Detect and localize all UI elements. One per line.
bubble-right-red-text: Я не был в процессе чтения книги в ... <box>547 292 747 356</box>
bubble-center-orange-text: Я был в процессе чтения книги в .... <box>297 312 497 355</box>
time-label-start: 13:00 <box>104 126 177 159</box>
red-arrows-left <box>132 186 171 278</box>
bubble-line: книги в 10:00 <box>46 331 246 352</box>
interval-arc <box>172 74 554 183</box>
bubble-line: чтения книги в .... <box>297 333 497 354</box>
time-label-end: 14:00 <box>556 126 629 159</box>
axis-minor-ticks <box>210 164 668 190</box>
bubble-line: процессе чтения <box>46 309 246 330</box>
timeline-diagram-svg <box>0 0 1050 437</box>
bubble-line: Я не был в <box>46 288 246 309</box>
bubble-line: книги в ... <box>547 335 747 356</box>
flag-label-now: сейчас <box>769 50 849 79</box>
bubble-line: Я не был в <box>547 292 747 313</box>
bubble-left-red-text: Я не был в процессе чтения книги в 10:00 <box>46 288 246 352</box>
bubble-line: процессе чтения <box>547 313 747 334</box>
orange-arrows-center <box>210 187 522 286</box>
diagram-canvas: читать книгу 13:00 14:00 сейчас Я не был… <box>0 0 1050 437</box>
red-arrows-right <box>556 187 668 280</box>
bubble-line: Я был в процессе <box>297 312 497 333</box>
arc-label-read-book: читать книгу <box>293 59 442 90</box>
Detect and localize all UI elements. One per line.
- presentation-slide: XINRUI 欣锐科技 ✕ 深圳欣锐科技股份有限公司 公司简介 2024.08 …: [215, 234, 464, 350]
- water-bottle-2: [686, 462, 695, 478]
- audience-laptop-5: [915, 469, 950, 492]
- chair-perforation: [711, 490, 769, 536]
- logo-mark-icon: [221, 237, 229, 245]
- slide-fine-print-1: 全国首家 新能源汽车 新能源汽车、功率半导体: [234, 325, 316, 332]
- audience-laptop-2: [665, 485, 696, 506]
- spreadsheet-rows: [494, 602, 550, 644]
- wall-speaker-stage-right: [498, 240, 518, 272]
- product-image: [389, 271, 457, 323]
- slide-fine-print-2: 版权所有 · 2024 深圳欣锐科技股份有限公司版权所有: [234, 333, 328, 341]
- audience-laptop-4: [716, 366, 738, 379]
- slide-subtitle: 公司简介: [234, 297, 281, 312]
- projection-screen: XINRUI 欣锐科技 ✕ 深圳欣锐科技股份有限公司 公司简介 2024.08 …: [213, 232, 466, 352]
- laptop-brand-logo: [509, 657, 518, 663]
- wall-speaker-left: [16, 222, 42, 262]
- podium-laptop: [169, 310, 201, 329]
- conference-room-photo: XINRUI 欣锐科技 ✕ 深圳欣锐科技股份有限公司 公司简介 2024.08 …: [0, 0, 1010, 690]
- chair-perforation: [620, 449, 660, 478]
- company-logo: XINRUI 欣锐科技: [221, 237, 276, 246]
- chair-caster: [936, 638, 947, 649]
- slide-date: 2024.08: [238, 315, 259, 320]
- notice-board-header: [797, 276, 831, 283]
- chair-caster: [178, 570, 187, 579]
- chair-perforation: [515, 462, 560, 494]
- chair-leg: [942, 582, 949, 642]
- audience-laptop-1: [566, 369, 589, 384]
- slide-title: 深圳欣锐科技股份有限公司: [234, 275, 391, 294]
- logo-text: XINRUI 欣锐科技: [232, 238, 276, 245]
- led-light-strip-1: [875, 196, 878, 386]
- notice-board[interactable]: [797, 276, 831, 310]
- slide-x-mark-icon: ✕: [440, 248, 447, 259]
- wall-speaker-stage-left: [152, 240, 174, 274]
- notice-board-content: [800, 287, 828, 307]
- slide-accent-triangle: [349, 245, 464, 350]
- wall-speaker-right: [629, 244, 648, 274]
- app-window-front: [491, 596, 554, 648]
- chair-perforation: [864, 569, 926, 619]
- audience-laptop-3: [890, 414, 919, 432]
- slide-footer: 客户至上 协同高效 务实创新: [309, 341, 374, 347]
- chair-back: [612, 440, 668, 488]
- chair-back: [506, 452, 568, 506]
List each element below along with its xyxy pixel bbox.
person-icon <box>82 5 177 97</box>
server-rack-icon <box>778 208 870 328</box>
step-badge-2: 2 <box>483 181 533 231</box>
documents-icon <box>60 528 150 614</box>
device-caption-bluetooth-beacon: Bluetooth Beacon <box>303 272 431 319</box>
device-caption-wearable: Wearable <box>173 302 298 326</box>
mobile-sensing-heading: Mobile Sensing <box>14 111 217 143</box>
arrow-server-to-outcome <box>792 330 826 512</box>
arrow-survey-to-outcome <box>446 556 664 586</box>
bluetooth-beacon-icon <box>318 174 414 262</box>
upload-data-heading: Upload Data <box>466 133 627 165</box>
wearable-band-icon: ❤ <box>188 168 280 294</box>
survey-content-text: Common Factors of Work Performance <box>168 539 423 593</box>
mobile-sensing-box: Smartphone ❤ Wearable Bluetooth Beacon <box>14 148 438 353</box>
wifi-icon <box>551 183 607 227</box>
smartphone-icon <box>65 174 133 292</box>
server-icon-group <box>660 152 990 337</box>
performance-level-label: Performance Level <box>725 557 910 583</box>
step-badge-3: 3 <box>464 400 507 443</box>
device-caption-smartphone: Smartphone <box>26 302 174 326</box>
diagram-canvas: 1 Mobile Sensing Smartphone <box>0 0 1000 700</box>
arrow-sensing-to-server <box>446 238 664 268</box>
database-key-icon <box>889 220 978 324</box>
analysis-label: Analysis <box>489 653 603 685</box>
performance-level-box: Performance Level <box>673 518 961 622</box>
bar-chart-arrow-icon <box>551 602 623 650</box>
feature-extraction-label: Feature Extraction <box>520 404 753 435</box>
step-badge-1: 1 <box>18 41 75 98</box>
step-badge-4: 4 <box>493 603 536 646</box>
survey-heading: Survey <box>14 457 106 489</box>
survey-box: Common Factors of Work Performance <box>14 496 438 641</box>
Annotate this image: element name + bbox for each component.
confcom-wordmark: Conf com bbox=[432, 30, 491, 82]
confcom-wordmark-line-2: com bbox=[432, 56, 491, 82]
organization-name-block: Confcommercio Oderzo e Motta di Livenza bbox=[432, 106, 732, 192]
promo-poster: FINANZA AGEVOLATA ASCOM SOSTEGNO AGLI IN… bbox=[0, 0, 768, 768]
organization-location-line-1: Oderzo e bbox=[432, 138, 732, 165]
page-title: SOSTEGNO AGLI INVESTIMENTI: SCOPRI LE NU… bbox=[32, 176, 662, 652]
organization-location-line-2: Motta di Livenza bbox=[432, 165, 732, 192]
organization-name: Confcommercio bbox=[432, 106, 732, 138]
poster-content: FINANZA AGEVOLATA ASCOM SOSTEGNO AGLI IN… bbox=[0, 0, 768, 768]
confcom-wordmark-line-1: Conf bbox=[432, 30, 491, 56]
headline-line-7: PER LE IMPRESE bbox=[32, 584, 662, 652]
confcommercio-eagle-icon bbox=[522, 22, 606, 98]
● ● ● ●
### PROBLEM REQUIREMENTS:
Copy the listing above line for line, changing nothing.

### RESULT:
Detect and localize all UI elements. One per line.
bubble-right-red-text: Я не был в процессе чтения книги в ... <box>547 292 747 356</box>
bubble-center-orange-text: Я был в процессе чтения книги в .... <box>297 312 497 355</box>
time-label-start: 13:00 <box>104 126 177 159</box>
red-arrows-left <box>132 186 171 278</box>
bubble-line: книги в 10:00 <box>46 331 246 352</box>
interval-arc <box>172 74 554 183</box>
bubble-line: чтения книги в .... <box>297 333 497 354</box>
time-label-end: 14:00 <box>556 126 629 159</box>
axis-minor-ticks <box>210 164 668 190</box>
bubble-line: процессе чтения <box>46 309 246 330</box>
timeline-diagram-svg <box>0 0 1050 437</box>
bubble-line: Я не был в <box>46 288 246 309</box>
bubble-line: книги в ... <box>547 335 747 356</box>
flag-label-now: сейчас <box>769 50 849 79</box>
bubble-line: Я не был в <box>547 292 747 313</box>
bubble-left-red-text: Я не был в процессе чтения книги в 10:00 <box>46 288 246 352</box>
bubble-line: процессе чтения <box>547 313 747 334</box>
orange-arrows-center <box>210 187 522 286</box>
diagram-canvas: читать книгу 13:00 14:00 сейчас Я не был… <box>0 0 1050 437</box>
red-arrows-right <box>556 187 668 280</box>
bubble-line: Я был в процессе <box>297 312 497 333</box>
arc-label-read-book: читать книгу <box>293 59 442 90</box>
Detect and localize all UI elements. One per line.
- presentation-slide: XINRUI 欣锐科技 ✕ 深圳欣锐科技股份有限公司 公司简介 2024.08 …: [215, 234, 464, 350]
- water-bottle-2: [686, 462, 695, 478]
- audience-laptop-5: [915, 469, 950, 492]
- chair-perforation: [711, 490, 769, 536]
- logo-mark-icon: [221, 237, 229, 245]
- slide-fine-print-1: 全国首家 新能源汽车 新能源汽车、功率半导体: [234, 325, 316, 332]
- audience-laptop-2: [665, 485, 696, 506]
- spreadsheet-rows: [494, 602, 550, 644]
- wall-speaker-stage-right: [498, 240, 518, 272]
- product-image: [389, 271, 457, 323]
- slide-fine-print-2: 版权所有 · 2024 深圳欣锐科技股份有限公司版权所有: [234, 333, 328, 341]
- audience-laptop-4: [716, 366, 738, 379]
- slide-subtitle: 公司简介: [234, 297, 281, 312]
- projection-screen: XINRUI 欣锐科技 ✕ 深圳欣锐科技股份有限公司 公司简介 2024.08 …: [213, 232, 466, 352]
- laptop-brand-logo: [509, 657, 518, 663]
- wall-speaker-left: [16, 222, 42, 262]
- podium-laptop: [169, 310, 201, 329]
- conference-room-photo: XINRUI 欣锐科技 ✕ 深圳欣锐科技股份有限公司 公司简介 2024.08 …: [0, 0, 1010, 690]
- chair-perforation: [620, 449, 660, 478]
- company-logo: XINRUI 欣锐科技: [221, 237, 276, 246]
- chair-caster: [936, 638, 947, 649]
- slide-date: 2024.08: [238, 315, 259, 320]
- notice-board-header: [797, 276, 831, 283]
- chair-caster: [178, 570, 187, 579]
- chair-perforation: [515, 462, 560, 494]
- chair-leg: [942, 582, 949, 642]
- audience-laptop-1: [566, 369, 589, 384]
- slide-title: 深圳欣锐科技股份有限公司: [234, 275, 391, 294]
- logo-text: XINRUI 欣锐科技: [232, 238, 276, 245]
- led-light-strip-1: [875, 196, 878, 386]
- notice-board[interactable]: [797, 276, 831, 310]
- slide-x-mark-icon: ✕: [440, 248, 447, 259]
- wall-speaker-stage-left: [152, 240, 174, 274]
- notice-board-content: [800, 287, 828, 307]
- slide-accent-triangle: [349, 245, 464, 350]
- wall-speaker-right: [629, 244, 648, 274]
- app-window-front: [491, 596, 554, 648]
- chair-perforation: [864, 569, 926, 619]
- audience-laptop-3: [890, 414, 919, 432]
- slide-footer: 客户至上 协同高效 务实创新: [309, 341, 374, 347]
- chair-back: [612, 440, 668, 488]
- chair-back: [506, 452, 568, 506]
List each element below along with its xyxy pixel bbox.
person-icon <box>82 5 177 97</box>
server-rack-icon <box>778 208 870 328</box>
step-badge-2: 2 <box>483 181 533 231</box>
documents-icon <box>60 528 150 614</box>
device-caption-bluetooth-beacon: Bluetooth Beacon <box>303 272 431 319</box>
device-caption-wearable: Wearable <box>173 302 298 326</box>
mobile-sensing-heading: Mobile Sensing <box>14 111 217 143</box>
arrow-server-to-outcome <box>792 330 826 512</box>
arrow-survey-to-outcome <box>446 556 664 586</box>
bluetooth-beacon-icon <box>318 174 414 262</box>
upload-data-heading: Upload Data <box>466 133 627 165</box>
wearable-band-icon: ❤ <box>188 168 280 294</box>
survey-content-text: Common Factors of Work Performance <box>168 539 423 593</box>
mobile-sensing-box: Smartphone ❤ Wearable Bluetooth Beacon <box>14 148 438 353</box>
wifi-icon <box>551 183 607 227</box>
smartphone-icon <box>65 174 133 292</box>
server-icon-group <box>660 152 990 337</box>
performance-level-label: Performance Level <box>725 557 910 583</box>
step-badge-3: 3 <box>464 400 507 443</box>
device-caption-smartphone: Smartphone <box>26 302 174 326</box>
diagram-canvas: 1 Mobile Sensing Smartphone <box>0 0 1000 700</box>
arrow-sensing-to-server <box>446 238 664 268</box>
database-key-icon <box>889 220 978 324</box>
analysis-label: Analysis <box>489 653 603 685</box>
performance-level-box: Performance Level <box>673 518 961 622</box>
bar-chart-arrow-icon <box>551 602 623 650</box>
feature-extraction-label: Feature Extraction <box>520 404 753 435</box>
step-badge-1: 1 <box>18 41 75 98</box>
step-badge-4: 4 <box>493 603 536 646</box>
survey-heading: Survey <box>14 457 106 489</box>
survey-box: Common Factors of Work Performance <box>14 496 438 641</box>
Annotate this image: element name + bbox for each component.
confcom-wordmark: Conf com bbox=[432, 30, 491, 82]
confcom-wordmark-line-2: com bbox=[432, 56, 491, 82]
organization-name-block: Confcommercio Oderzo e Motta di Livenza bbox=[432, 106, 732, 192]
promo-poster: FINANZA AGEVOLATA ASCOM SOSTEGNO AGLI IN… bbox=[0, 0, 768, 768]
organization-location-line-1: Oderzo e bbox=[432, 138, 732, 165]
page-title: SOSTEGNO AGLI INVESTIMENTI: SCOPRI LE NU… bbox=[32, 176, 662, 652]
organization-location-line-2: Motta di Livenza bbox=[432, 165, 732, 192]
organization-name: Confcommercio bbox=[432, 106, 732, 138]
poster-content: FINANZA AGEVOLATA ASCOM SOSTEGNO AGLI IN… bbox=[0, 0, 768, 768]
confcom-wordmark-line-1: Conf bbox=[432, 30, 491, 56]
headline-line-7: PER LE IMPRESE bbox=[32, 584, 662, 652]
confcommercio-eagle-icon bbox=[522, 22, 606, 98]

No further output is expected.